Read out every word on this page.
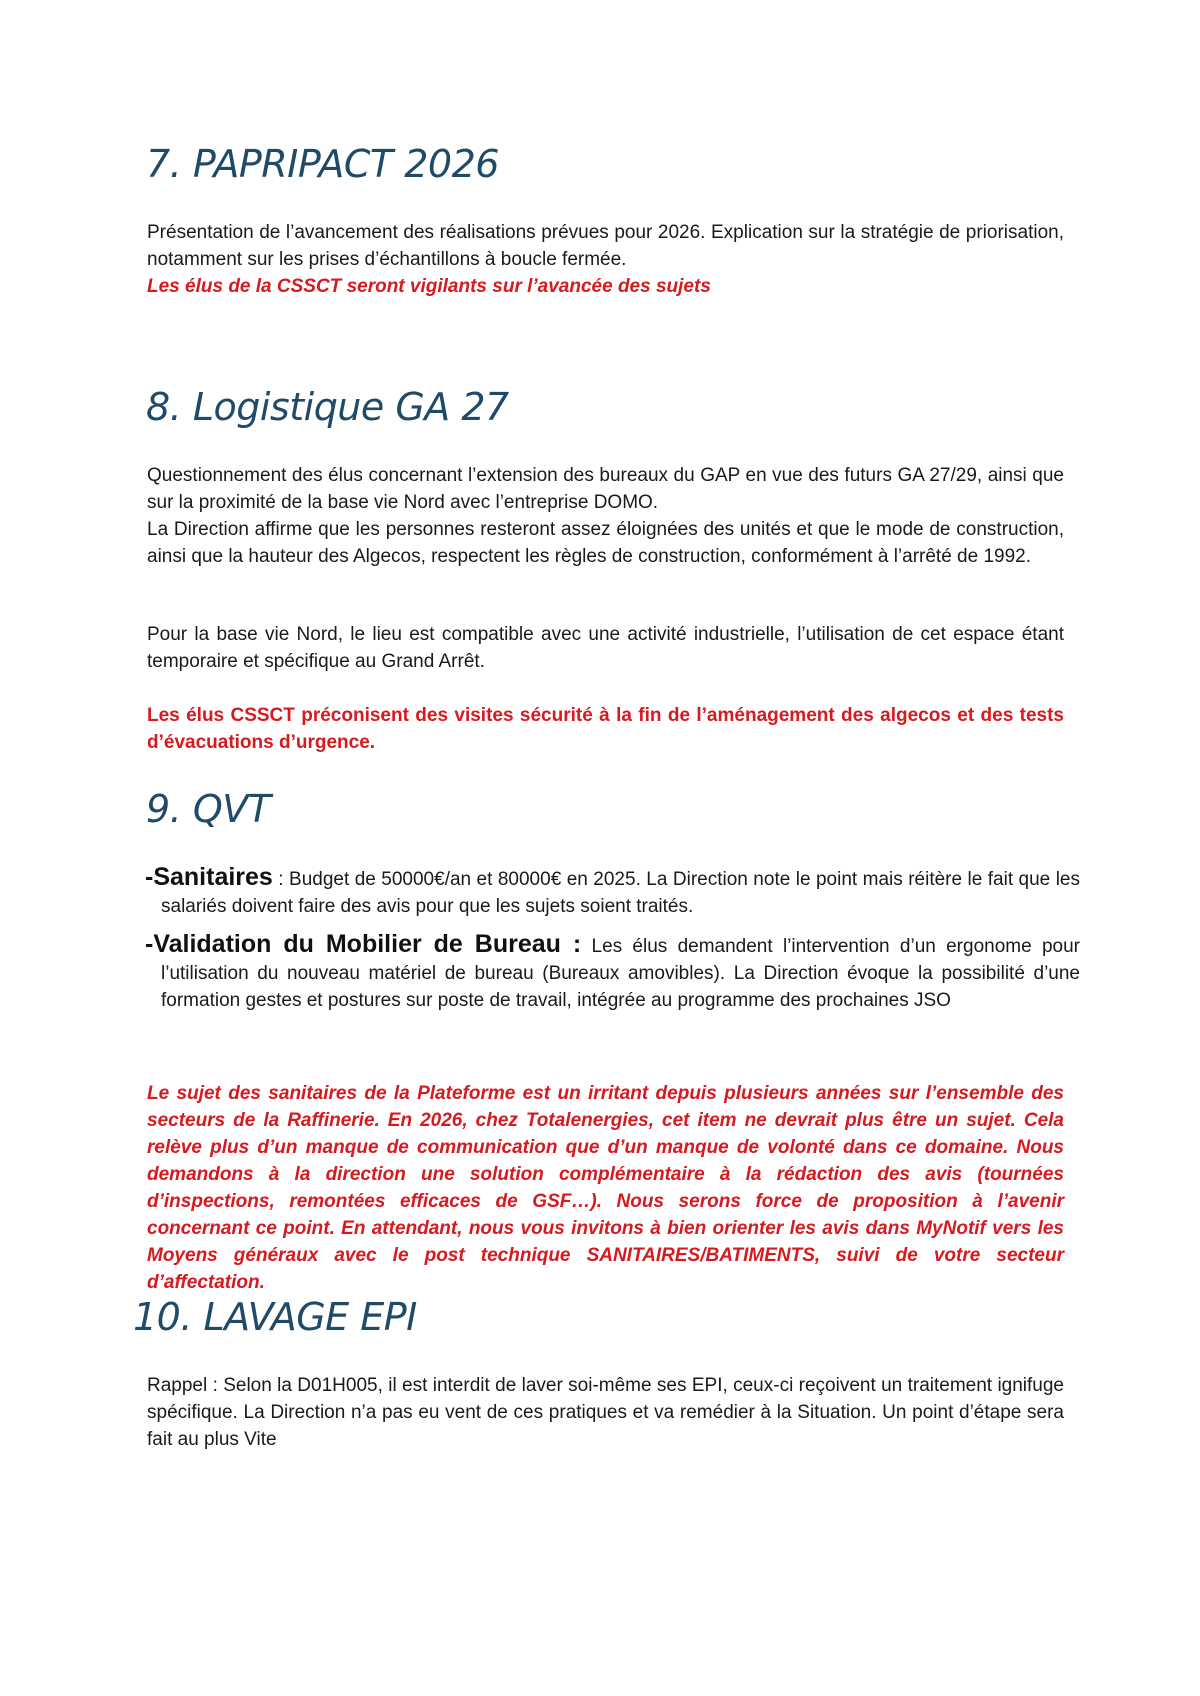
7. PAPRIPACT 2026

Présentation de l’avancement des réalisations prévues pour 2026. Explication sur la stratégie de priorisation, notamment sur les prises d’échantillons à boucle fermée.

Les élus de la CSSCT seront vigilants sur l’avancée des sujets

8. Logistique GA 27

Questionnement des élus concernant l’extension des bureaux du GAP en vue des futurs GA 27/29, ainsi que sur la proximité de la base vie Nord avec l’entreprise DOMO.

La Direction affirme que les personnes resteront assez éloignées des unités et que le mode de construction, ainsi que la hauteur des Algecos, respectent les règles de construction, conformément à l’arrêté de 1992.

Pour la base vie Nord, le lieu est compatible avec une activité industrielle, l’utilisation de cet espace étant temporaire et spécifique au Grand Arrêt.

Les élus CSSCT préconisent des visites sécurité à la fin de l’aménagement des algecos et des tests d’évacuations d’urgence.

9. QVT

-Sanitaires : Budget de 50000€/an et 80000€ en 2025. La Direction note le point mais réitère le fait que les salariés doivent faire des avis pour que les sujets soient traités.

-Validation du Mobilier de Bureau : Les élus demandent l’intervention d’un ergonome pour l’utilisation du nouveau matériel de bureau (Bureaux amovibles). La Direction évoque la possibilité d’une formation gestes et postures sur poste de travail, intégrée au programme des prochaines JSO

Le sujet des sanitaires de la Plateforme est un irritant depuis plusieurs années sur l’ensemble des secteurs de la Raffinerie. En 2026, chez Totalenergies, cet item ne devrait plus être un sujet. Cela relève plus d’un manque de communication que d’un manque de volonté dans ce domaine. Nous demandons à la direction une solution complémentaire à la rédaction des avis (tournées d’inspections, remontées efficaces de GSF…). Nous serons force de proposition à l’avenir concernant ce point. En attendant, nous vous invitons à bien orienter les avis dans MyNotif vers les Moyens généraux avec le post technique SANITAIRES/BATIMENTS, suivi de votre secteur d’affectation.

10. LAVAGE EPI

Rappel : Selon la D01H005, il est interdit de laver soi-même ses EPI, ceux-ci reçoivent un traitement ignifuge spécifique. La Direction n’a pas eu vent de ces pratiques et va remédier à la Situation. Un point d’étape sera fait au plus Vite
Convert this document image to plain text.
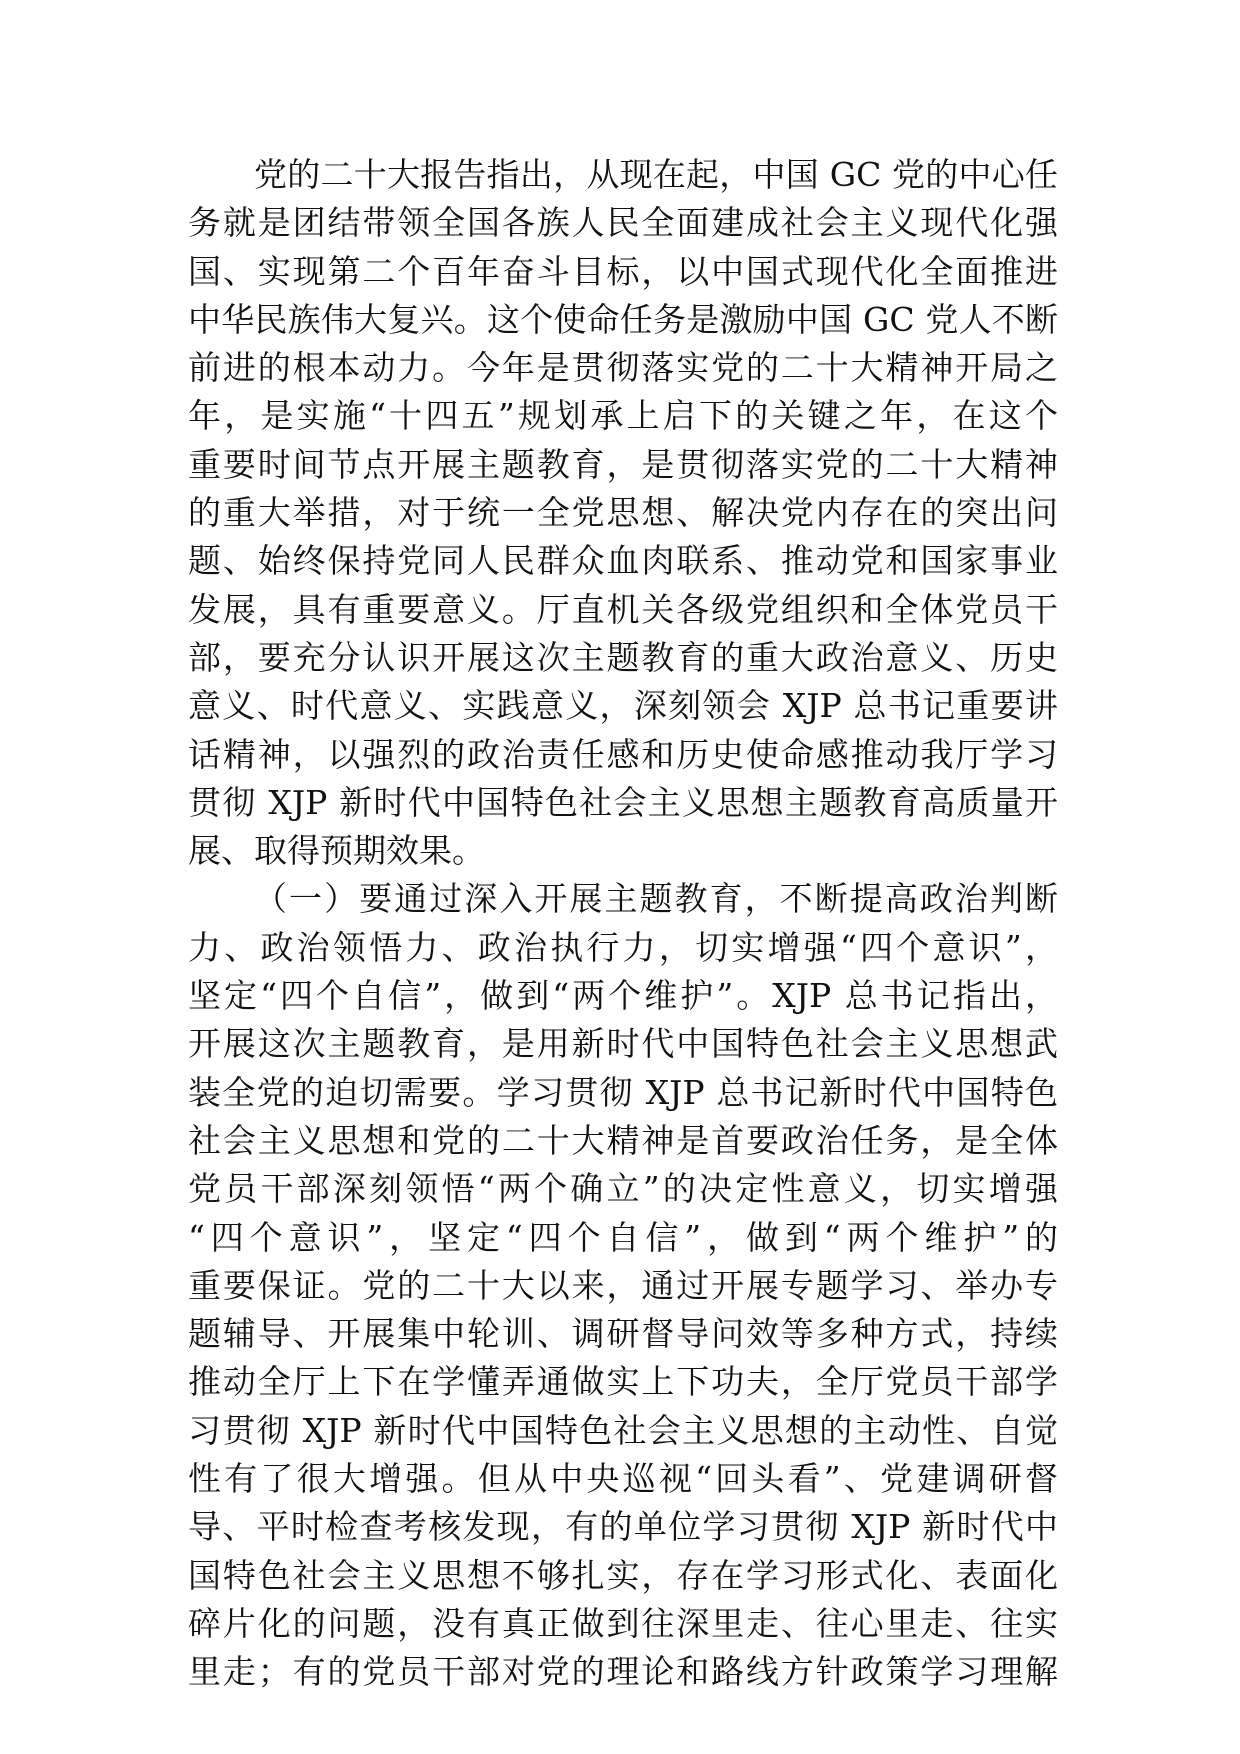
党的二十大报告指出，从现在起，中国 GC 党的中心任
务就是团结带领全国各族人民全面建成社会主义现代化强
国、实现第二个百年奋斗目标，以中国式现代化全面推进
中华民族伟大复兴。这个使命任务是激励中国 GC 党人不断
前进的根本动力。今年是贯彻落实党的二十大精神开局之
年，是实施“十四五”规划承上启下的关键之年，在这个
重要时间节点开展主题教育，是贯彻落实党的二十大精神
的重大举措，对于统一全党思想、解决党内存在的突出问
题、始终保持党同人民群众血肉联系、推动党和国家事业
发展，具有重要意义。厅直机关各级党组织和全体党员干
部，要充分认识开展这次主题教育的重大政治意义、历史
意义、时代意义、实践意义，深刻领会 XJP 总书记重要讲
话精神，以强烈的政治责任感和历史使命感推动我厅学习
贯彻 XJP 新时代中国特色社会主义思想主题教育高质量开
展、取得预期效果。
（一）要通过深入开展主题教育，不断提高政治判断
力、政治领悟力、政治执行力，切实增强“四个意识”，
坚定“四个自信”，做到“两个维护”。XJP 总书记指出，
开展这次主题教育，是用新时代中国特色社会主义思想武
装全党的迫切需要。学习贯彻 XJP 总书记新时代中国特色
社会主义思想和党的二十大精神是首要政治任务，是全体
党员干部深刻领悟“两个确立”的决定性意义，切实增强
“四个意识”，坚定“四个自信”，做到“两个维护”的
重要保证。党的二十大以来，通过开展专题学习、举办专
题辅导、开展集中轮训、调研督导问效等多种方式，持续
推动全厅上下在学懂弄通做实上下功夫，全厅党员干部学
习贯彻 XJP 新时代中国特色社会主义思想的主动性、自觉
性有了很大增强。但从中央巡视“回头看”、党建调研督
导、平时检查考核发现，有的单位学习贯彻 XJP 新时代中
国特色社会主义思想不够扎实，存在学习形式化、表面化
碎片化的问题，没有真正做到往深里走、往心里走、往实
里走；有的党员干部对党的理论和路线方针政策学习理解
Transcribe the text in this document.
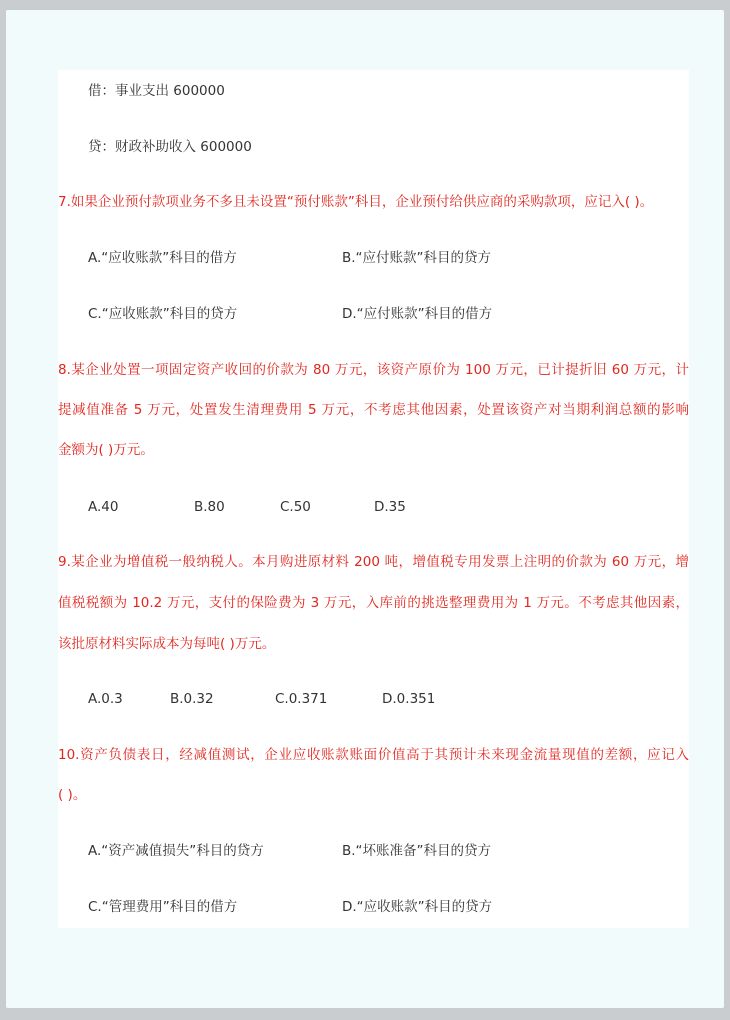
借：事业支出 600000
贷：财政补助收入 600000
7.如果企业预付款项业务不多且未设置“预付账款”科目，企业预付给供应商的采购款项，应记入( )。
A.“应收账款”科目的借方	B.“应付账款”科目的贷方
C.“应收账款”科目的贷方	D.“应付账款”科目的借方
8.某企业处置一项固定资产收回的价款为 80 万元，该资产原价为 100 万元，已计提折旧 60 万元，计
提减值准备 5 万元，处置发生清理费用 5 万元，不考虑其他因素，处置该资产对当期利润总额的影响
金额为( )万元。
A.40	B.80	C.50	D.35
9.某企业为增值税一般纳税人。本月购进原材料 200 吨，增值税专用发票上注明的价款为 60 万元，增
值税税额为 10.2 万元，支付的保险费为 3 万元，入库前的挑选整理费用为 1 万元。不考虑其他因素，
该批原材料实际成本为每吨( )万元。
A.0.3	B.0.32	C.0.371	D.0.351
10.资产负债表日，经减值测试，企业应收账款账面价值高于其预计未来现金流量现值的差额，应记入
( )。
A.“资产减值损失”科目的贷方	B.“坏账准备”科目的贷方
C.“管理费用”科目的借方	D.“应收账款”科目的贷方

· · · · ·

Your goal: Reproduce every record above exactly, omitting the pictures.

Result of this exercise:
Read out every word on this page.
7. PAPRIPACT 2026

Présentation de l’avancement des réalisations prévues pour 2026. Explication sur la stratégie de priorisation, notamment sur les prises d’échantillons à boucle fermée.

Les élus de la CSSCT seront vigilants sur l’avancée des sujets

8. Logistique GA 27

Questionnement des élus concernant l’extension des bureaux du GAP en vue des futurs GA 27/29, ainsi que sur la proximité de la base vie Nord avec l’entreprise DOMO.

La Direction affirme que les personnes resteront assez éloignées des unités et que le mode de construction, ainsi que la hauteur des Algecos, respectent les règles de construction, conformément à l’arrêté de 1992.

Pour la base vie Nord, le lieu est compatible avec une activité industrielle, l’utilisation de cet espace étant temporaire et spécifique au Grand Arrêt.

Les élus CSSCT préconisent des visites sécurité à la fin de l’aménagement des algecos et des tests d’évacuations d’urgence.

9. QVT

-Sanitaires : Budget de 50000€/an et 80000€ en 2025. La Direction note le point mais réitère le fait que les salariés doivent faire des avis pour que les sujets soient traités.

-Validation du Mobilier de Bureau : Les élus demandent l’intervention d’un ergonome pour l’utilisation du nouveau matériel de bureau (Bureaux amovibles). La Direction évoque la possibilité d’une formation gestes et postures sur poste de travail, intégrée au programme des prochaines JSO

Le sujet des sanitaires de la Plateforme est un irritant depuis plusieurs années sur l’ensemble des secteurs de la Raffinerie. En 2026, chez Totalenergies, cet item ne devrait plus être un sujet. Cela relève plus d’un manque de communication que d’un manque de volonté dans ce domaine. Nous demandons à la direction une solution complémentaire à la rédaction des avis (tournées d’inspections, remontées efficaces de GSF…). Nous serons force de proposition à l’avenir concernant ce point. En attendant, nous vous invitons à bien orienter les avis dans MyNotif vers les Moyens généraux avec le post technique SANITAIRES/BATIMENTS, suivi de votre secteur d’affectation.

10. LAVAGE EPI

Rappel : Selon la D01H005, il est interdit de laver soi-même ses EPI, ceux-ci reçoivent un traitement ignifuge spécifique. La Direction n’a pas eu vent de ces pratiques et va remédier à la Situation. Un point d’étape sera fait au plus Vite
Convert this document image to plain text.
党的二十大报告指出，从现在起，中国 GC 党的中心任
务就是团结带领全国各族人民全面建成社会主义现代化强
国、实现第二个百年奋斗目标，以中国式现代化全面推进
中华民族伟大复兴。这个使命任务是激励中国 GC 党人不断
前进的根本动力。今年是贯彻落实党的二十大精神开局之
年，是实施“十四五”规划承上启下的关键之年，在这个
重要时间节点开展主题教育，是贯彻落实党的二十大精神
的重大举措，对于统一全党思想、解决党内存在的突出问
题、始终保持党同人民群众血肉联系、推动党和国家事业
发展，具有重要意义。厅直机关各级党组织和全体党员干
部，要充分认识开展这次主题教育的重大政治意义、历史
意义、时代意义、实践意义，深刻领会 XJP 总书记重要讲
话精神，以强烈的政治责任感和历史使命感推动我厅学习
贯彻 XJP 新时代中国特色社会主义思想主题教育高质量开
展、取得预期效果。
（一）要通过深入开展主题教育，不断提高政治判断
力、政治领悟力、政治执行力，切实增强“四个意识”，
坚定“四个自信”，做到“两个维护”。XJP 总书记指出，
开展这次主题教育，是用新时代中国特色社会主义思想武
装全党的迫切需要。学习贯彻 XJP 总书记新时代中国特色
社会主义思想和党的二十大精神是首要政治任务，是全体
党员干部深刻领悟“两个确立”的决定性意义，切实增强
“四个意识”，坚定“四个自信”，做到“两个维护”的
重要保证。党的二十大以来，通过开展专题学习、举办专
题辅导、开展集中轮训、调研督导问效等多种方式，持续
推动全厅上下在学懂弄通做实上下功夫，全厅党员干部学
习贯彻 XJP 新时代中国特色社会主义思想的主动性、自觉
性有了很大增强。但从中央巡视“回头看”、党建调研督
导、平时检查考核发现，有的单位学习贯彻 XJP 新时代中
国特色社会主义思想不够扎实，存在学习形式化、表面化
碎片化的问题，没有真正做到往深里走、往心里走、往实
里走；有的党员干部对党的理论和路线方针政策学习理解
Transcribe the text in this document.
借：事业支出 600000
贷：财政补助收入 600000
7.如果企业预付款项业务不多且未设置“预付账款”科目，企业预付给供应商的采购款项，应记入( )。
A.“应收账款”科目的借方	B.“应付账款”科目的贷方
C.“应收账款”科目的贷方	D.“应付账款”科目的借方
8.某企业处置一项固定资产收回的价款为 80 万元，该资产原价为 100 万元，已计提折旧 60 万元，计
提减值准备 5 万元，处置发生清理费用 5 万元，不考虑其他因素，处置该资产对当期利润总额的影响
金额为( )万元。
A.40	B.80	C.50	D.35
9.某企业为增值税一般纳税人。本月购进原材料 200 吨，增值税专用发票上注明的价款为 60 万元，增
值税税额为 10.2 万元，支付的保险费为 3 万元，入库前的挑选整理费用为 1 万元。不考虑其他因素，
该批原材料实际成本为每吨( )万元。
A.0.3	B.0.32	C.0.371	D.0.351
10.资产负债表日，经减值测试，企业应收账款账面价值高于其预计未来现金流量现值的差额，应记入
( )。
A.“资产减值损失”科目的贷方	B.“坏账准备”科目的贷方
C.“管理费用”科目的借方	D.“应收账款”科目的贷方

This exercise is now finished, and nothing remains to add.